__Stated task__
Transcribe all of the material exactly, except for its pictures.

__Records excerpted from a collection__
◆ ◆ ◆ ◆ ◆

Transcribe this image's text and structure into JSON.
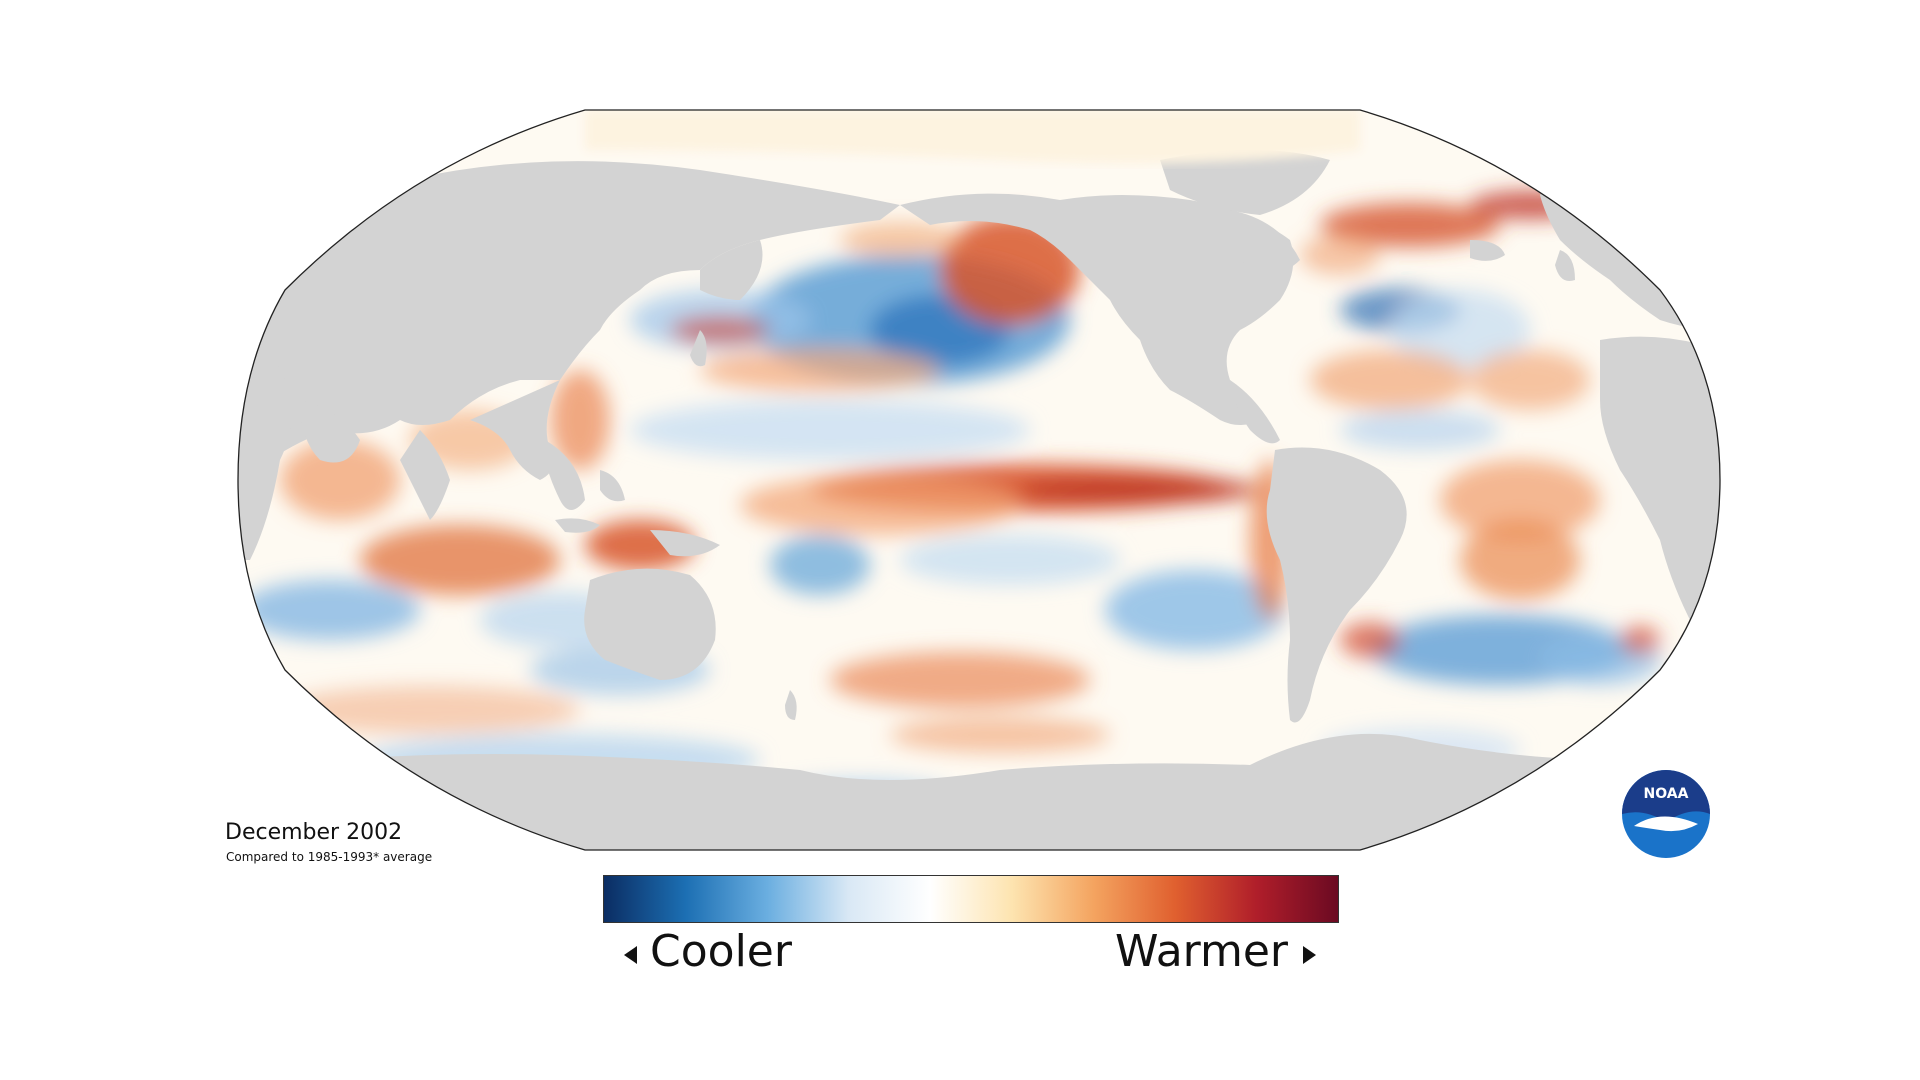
{
  "caption": {
    "title": "December 2002",
    "subtitle": "Compared to 1985-1993* average"
  },
  "legend": {
    "low_label": "Cooler",
    "high_label": "Warmer",
    "colors": [
      "#0b2d63",
      "#1c6fb3",
      "#6aaee0",
      "#d9e8f5",
      "#ffffff",
      "#fde4b0",
      "#f4a460",
      "#e0602f",
      "#b01e2a",
      "#6b0a22"
    ]
  },
  "logo": {
    "text": "NOAA",
    "icon": "noaa-logo"
  },
  "map_colors": {
    "land": "#d3d3d3",
    "ocean_neutral": "#ffffff",
    "border": "#222222"
  }
}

◆ ◆ ◆ ◆ ◆

__Answer__
Transcribe this image's text and structure into JSON.
{
  "caption": {
    "title": "December 2002",
    "subtitle": "Compared to 1985-1993* average"
  },
  "legend": {
    "low_label": "Cooler",
    "high_label": "Warmer",
    "colors": [
      "#0b2d63",
      "#1c6fb3",
      "#6aaee0",
      "#d9e8f5",
      "#ffffff",
      "#fde4b0",
      "#f4a460",
      "#e0602f",
      "#b01e2a",
      "#6b0a22"
    ]
  },
  "logo": {
    "text": "NOAA",
    "icon": "noaa-logo"
  },
  "map_colors": {
    "land": "#d3d3d3",
    "ocean_neutral": "#ffffff",
    "border": "#222222"
  }
}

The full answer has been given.